REQUIREMENT: Send back the records in full, character for character.

INPUT FOR THIS TASK:
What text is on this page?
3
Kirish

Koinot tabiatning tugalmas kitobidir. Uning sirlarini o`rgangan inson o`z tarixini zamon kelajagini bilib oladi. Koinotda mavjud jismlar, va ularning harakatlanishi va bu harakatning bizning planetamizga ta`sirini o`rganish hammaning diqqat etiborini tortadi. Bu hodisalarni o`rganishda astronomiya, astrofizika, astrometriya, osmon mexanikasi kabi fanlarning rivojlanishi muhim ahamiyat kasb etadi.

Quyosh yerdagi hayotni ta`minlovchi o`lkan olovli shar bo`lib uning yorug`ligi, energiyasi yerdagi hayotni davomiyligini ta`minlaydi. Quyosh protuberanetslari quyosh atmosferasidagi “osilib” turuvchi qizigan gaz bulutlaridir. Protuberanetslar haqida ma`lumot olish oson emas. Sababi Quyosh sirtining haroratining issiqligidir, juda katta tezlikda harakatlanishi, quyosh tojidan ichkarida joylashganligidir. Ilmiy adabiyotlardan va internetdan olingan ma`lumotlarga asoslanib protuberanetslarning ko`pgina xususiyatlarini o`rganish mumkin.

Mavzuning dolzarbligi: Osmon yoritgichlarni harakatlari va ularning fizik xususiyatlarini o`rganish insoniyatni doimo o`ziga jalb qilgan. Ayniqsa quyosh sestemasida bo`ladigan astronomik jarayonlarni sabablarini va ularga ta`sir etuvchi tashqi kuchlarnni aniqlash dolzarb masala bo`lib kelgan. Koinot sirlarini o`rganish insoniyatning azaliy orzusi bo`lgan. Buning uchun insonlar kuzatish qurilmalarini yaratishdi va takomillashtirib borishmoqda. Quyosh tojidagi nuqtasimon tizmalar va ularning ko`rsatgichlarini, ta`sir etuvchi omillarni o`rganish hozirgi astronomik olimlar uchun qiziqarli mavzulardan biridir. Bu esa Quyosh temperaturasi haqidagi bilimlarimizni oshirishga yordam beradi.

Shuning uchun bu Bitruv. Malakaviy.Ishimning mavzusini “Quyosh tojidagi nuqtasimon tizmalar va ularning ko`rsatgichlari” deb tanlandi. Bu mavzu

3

RESPONSE TO THE TASK:
What text is on this page?
3
Kirish

Koinot tabiatning tugalmas kitobidir. Uning sirlarini o`rgangan inson o`z tarixini zamon kelajagini bilib oladi. Koinotda mavjud jismlar, va ularning harakatlanishi va bu harakatning bizning planetamizga ta`sirini o`rganish hammaning diqqat etiborini tortadi. Bu hodisalarni o`rganishda astronomiya, astrofizika, astrometriya, osmon mexanikasi kabi fanlarning rivojlanishi muhim ahamiyat kasb etadi.

Quyosh yerdagi hayotni ta`minlovchi o`lkan olovli shar bo`lib uning yorug`ligi, energiyasi yerdagi hayotni davomiyligini ta`minlaydi. Quyosh protuberanetslari quyosh atmosferasidagi “osilib” turuvchi qizigan gaz bulutlaridir. Protuberanetslar haqida ma`lumot olish oson emas. Sababi Quyosh sirtining haroratining issiqligidir, juda katta tezlikda harakatlanishi, quyosh tojidan ichkarida joylashganligidir. Ilmiy adabiyotlardan va internetdan olingan ma`lumotlarga asoslanib protuberanetslarning ko`pgina xususiyatlarini o`rganish mumkin.

Mavzuning dolzarbligi: Osmon yoritgichlarni harakatlari va ularning fizik xususiyatlarini o`rganish insoniyatni doimo o`ziga jalb qilgan. Ayniqsa quyosh sestemasida bo`ladigan astronomik jarayonlarni sabablarini va ularga ta`sir etuvchi tashqi kuchlarnni aniqlash dolzarb masala bo`lib kelgan. Koinot sirlarini o`rganish insoniyatning azaliy orzusi bo`lgan. Buning uchun insonlar kuzatish qurilmalarini yaratishdi va takomillashtirib borishmoqda. Quyosh tojidagi nuqtasimon tizmalar va ularning ko`rsatgichlarini, ta`sir etuvchi omillarni o`rganish hozirgi astronomik olimlar uchun qiziqarli mavzulardan biridir. Bu esa Quyosh temperaturasi haqidagi bilimlarimizni oshirishga yordam beradi.

Shuning uchun bu Bitruv. Malakaviy.Ishimning mavzusini “Quyosh tojidagi nuqtasimon tizmalar va ularning ko`rsatgichlari” deb tanlandi. Bu mavzu

3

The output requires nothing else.